### THE RECORDS
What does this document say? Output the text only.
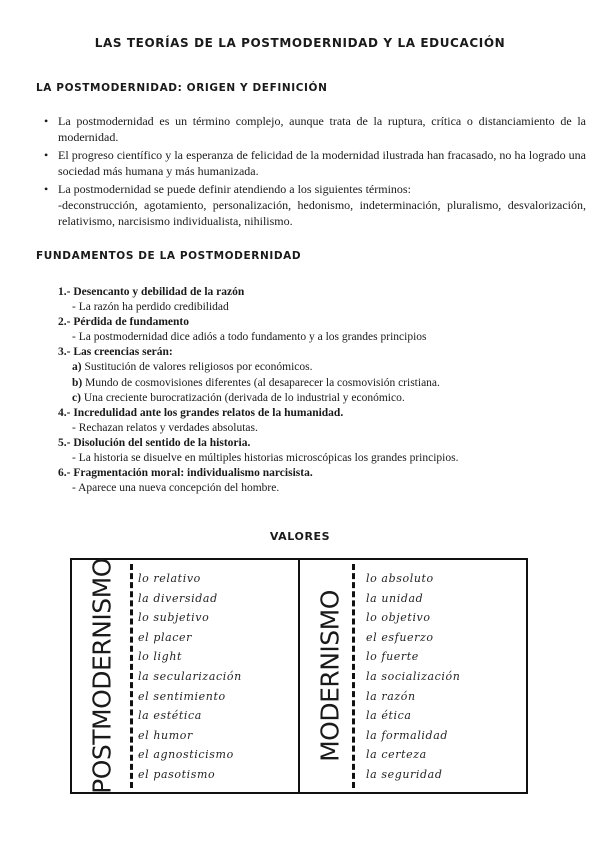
LAS TEORÍAS DE LA POSTMODERNIDAD Y LA EDUCACIÓN
LA POSTMODERNIDAD: ORIGEN Y DEFINICIÓN
• La postmodernidad es un término complejo, aunque trata de la ruptura, crítica o distanciamiento de la modernidad.
• El progreso científico y la esperanza de felicidad de la modernidad ilustrada han fracasado, no ha logrado una sociedad más humana y más humanizada.
• La postmodernidad se puede definir atendiendo a los siguientes términos:
-deconstrucción, agotamiento, personalización, hedonismo, indeterminación, pluralismo, desvalorización, relativismo, narcisismo individualista, nihilismo.
FUNDAMENTOS DE LA POSTMODERNIDAD
1.- Desencanto y debilidad de la razón
- La razón ha perdido credibilidad
2.- Pérdida de fundamento
- La postmodernidad dice adiós a todo fundamento y a los grandes principios
3.- Las creencias serán:
a) Sustitución de valores religiosos por económicos.
b) Mundo de cosmovisiones diferentes (al desaparecer la cosmovisión cristiana.
c) Una creciente burocratización (derivada de lo industrial y económico.
4.- Incredulidad ante los grandes relatos de la humanidad.
- Rechazan relatos y verdades absolutas.
5.- Disolución del sentido de la historia.
- La historia se disuelve en múltiples historias microscópicas los grandes principios.
6.- Fragmentación moral: individualismo narcisista.
- Aparece una nueva concepción del hombre.
VALORES
POSTMODERNISMO lo relativo
la diversidad
lo subjetivo
el placer
lo light
la secularización
el sentimiento
la estética
el humor
el agnosticismo
el pasotismo
MODERNISMO
lo absoluto
la unidad
lo objetivo
el esfuerzo
lo fuerte
la socialización
la razón
la ética
la formalidad
la certeza
la seguridad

### PROBLEM DETAILS
Without the pictures, restate all the entries above exactly.

### ANSWER IN FULL
What does this document say? Output the text only.
LAS TEORÍAS DE LA POSTMODERNIDAD Y LA EDUCACIÓN
LA POSTMODERNIDAD: ORIGEN Y DEFINICIÓN
• La postmodernidad es un término complejo, aunque trata de la ruptura, crítica o distanciamiento de la modernidad.
• El progreso científico y la esperanza de felicidad de la modernidad ilustrada han fracasado, no ha logrado una sociedad más humana y más humanizada.
• La postmodernidad se puede definir atendiendo a los siguientes términos:
-deconstrucción, agotamiento, personalización, hedonismo, indeterminación, pluralismo, desvalorización, relativismo, narcisismo individualista, nihilismo.
FUNDAMENTOS DE LA POSTMODERNIDAD
1.- Desencanto y debilidad de la razón
- La razón ha perdido credibilidad
2.- Pérdida de fundamento
- La postmodernidad dice adiós a todo fundamento y a los grandes principios
3.- Las creencias serán:
a) Sustitución de valores religiosos por económicos.
b) Mundo de cosmovisiones diferentes (al desaparecer la cosmovisión cristiana.
c) Una creciente burocratización (derivada de lo industrial y económico.
4.- Incredulidad ante los grandes relatos de la humanidad.
- Rechazan relatos y verdades absolutas.
5.- Disolución del sentido de la historia.
- La historia se disuelve en múltiples historias microscópicas los grandes principios.
6.- Fragmentación moral: individualismo narcisista.
- Aparece una nueva concepción del hombre.
VALORES
POSTMODERNISMO lo relativo
la diversidad
lo subjetivo
el placer
lo light
la secularización
el sentimiento
la estética
el humor
el agnosticismo
el pasotismo
MODERNISMO
lo absoluto
la unidad
lo objetivo
el esfuerzo
lo fuerte
la socialización
la razón
la ética
la formalidad
la certeza
la seguridad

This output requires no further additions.